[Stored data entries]
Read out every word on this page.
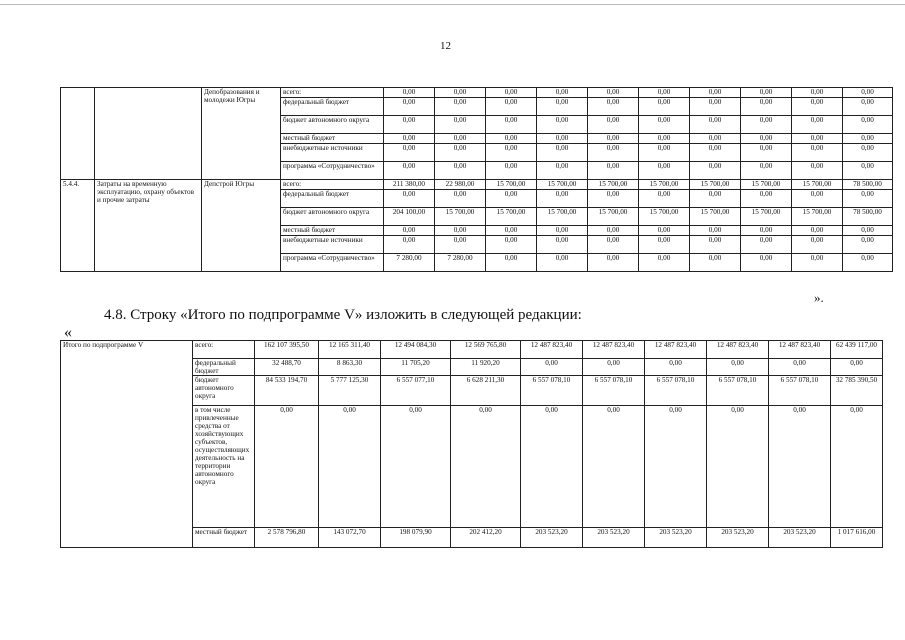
12
		Депобразования и молодежи Югры	всего:	0,00	0,00	0,00	0,00	0,00	0,00	0,00	0,00	0,00	0,00
			федеральный бюджет	0,00	0,00	0,00	0,00	0,00	0,00	0,00	0,00	0,00	0,00
			бюджет автономного округа	0,00	0,00	0,00	0,00	0,00	0,00	0,00	0,00	0,00	0,00
			местный бюджет	0,00	0,00	0,00	0,00	0,00	0,00	0,00	0,00	0,00	0,00
			внебюджетные источники	0,00	0,00	0,00	0,00	0,00	0,00	0,00	0,00	0,00	0,00
			программа «Сотрудничество»	0,00	0,00	0,00	0,00	0,00	0,00	0,00	0,00	0,00	0,00
5.4.4.	Затраты на временную эксплуатацию, охрану объектов и прочие затраты	Депстрой Югры	всего:	211 380,00	22 980,00	15 700,00	15 700,00	15 700,00	15 700,00	15 700,00	15 700,00	15 700,00	78 500,00
			федеральный бюджет	0,00	0,00	0,00	0,00	0,00	0,00	0,00	0,00	0,00	0,00
			бюджет автономного округа	204 100,00	15 700,00	15 700,00	15 700,00	15 700,00	15 700,00	15 700,00	15 700,00	15 700,00	78 500,00
			местный бюджет	0,00	0,00	0,00	0,00	0,00	0,00	0,00	0,00	0,00	0,00
			внебюджетные источники	0,00	0,00	0,00	0,00	0,00	0,00	0,00	0,00	0,00	0,00
			программа «Сотрудничество»	7 280,00	7 280,00	0,00	0,00	0,00	0,00	0,00	0,00	0,00	0,00
».
4.8. Строку «Итого по подпрограмме V» изложить в следующей редакции:
«
Итого по подпрограмме V	всего:	162 107 395,50	12 165 311,40	12 494 084,30	12 569 765,80	12 487 823,40	12 487 823,40	12 487 823,40	12 487 823,40	12 487 823,40	62 439 117,00
	федеральный бюджет	32 488,70	8 863,30	11 705,20	11 920,20	0,00	0,00	0,00	0,00	0,00	0,00
	бюджет автономного округа	84 533 194,70	5 777 125,30	6 557 077,10	6 628 211,30	6 557 078,10	6 557 078,10	6 557 078,10	6 557 078,10	6 557 078,10	32 785 390,50
	в том числе привлеченные средства от хозяйствующих субъектов, осуществляющих деятельность на территории автономного округа	0,00	0,00	0,00	0,00	0,00	0,00	0,00	0,00	0,00	0,00
	местный бюджет	2 578 796,80	143 072,70	198 079,90	202 412,20	203 523,20	203 523,20	203 523,20	203 523,20	203 523,20	1 017 616,00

**What to produce**: Restate each line of the records exactly; pictures do not belong in the copy.

**Task solution**:
Read out every word on this page.
12
		Депобразования и молодежи Югры	всего:	0,00	0,00	0,00	0,00	0,00	0,00	0,00	0,00	0,00	0,00
			федеральный бюджет	0,00	0,00	0,00	0,00	0,00	0,00	0,00	0,00	0,00	0,00
			бюджет автономного округа	0,00	0,00	0,00	0,00	0,00	0,00	0,00	0,00	0,00	0,00
			местный бюджет	0,00	0,00	0,00	0,00	0,00	0,00	0,00	0,00	0,00	0,00
			внебюджетные источники	0,00	0,00	0,00	0,00	0,00	0,00	0,00	0,00	0,00	0,00
			программа «Сотрудничество»	0,00	0,00	0,00	0,00	0,00	0,00	0,00	0,00	0,00	0,00
5.4.4.	Затраты на временную эксплуатацию, охрану объектов и прочие затраты	Депстрой Югры	всего:	211 380,00	22 980,00	15 700,00	15 700,00	15 700,00	15 700,00	15 700,00	15 700,00	15 700,00	78 500,00
			федеральный бюджет	0,00	0,00	0,00	0,00	0,00	0,00	0,00	0,00	0,00	0,00
			бюджет автономного округа	204 100,00	15 700,00	15 700,00	15 700,00	15 700,00	15 700,00	15 700,00	15 700,00	15 700,00	78 500,00
			местный бюджет	0,00	0,00	0,00	0,00	0,00	0,00	0,00	0,00	0,00	0,00
			внебюджетные источники	0,00	0,00	0,00	0,00	0,00	0,00	0,00	0,00	0,00	0,00
			программа «Сотрудничество»	7 280,00	7 280,00	0,00	0,00	0,00	0,00	0,00	0,00	0,00	0,00
».
4.8. Строку «Итого по подпрограмме V» изложить в следующей редакции:
«
Итого по подпрограмме V	всего:	162 107 395,50	12 165 311,40	12 494 084,30	12 569 765,80	12 487 823,40	12 487 823,40	12 487 823,40	12 487 823,40	12 487 823,40	62 439 117,00
	федеральный бюджет	32 488,70	8 863,30	11 705,20	11 920,20	0,00	0,00	0,00	0,00	0,00	0,00
	бюджет автономного округа	84 533 194,70	5 777 125,30	6 557 077,10	6 628 211,30	6 557 078,10	6 557 078,10	6 557 078,10	6 557 078,10	6 557 078,10	32 785 390,50
	в том числе привлеченные средства от хозяйствующих субъектов, осуществляющих деятельность на территории автономного округа	0,00	0,00	0,00	0,00	0,00	0,00	0,00	0,00	0,00	0,00
	местный бюджет	2 578 796,80	143 072,70	198 079,90	202 412,20	203 523,20	203 523,20	203 523,20	203 523,20	203 523,20	1 017 616,00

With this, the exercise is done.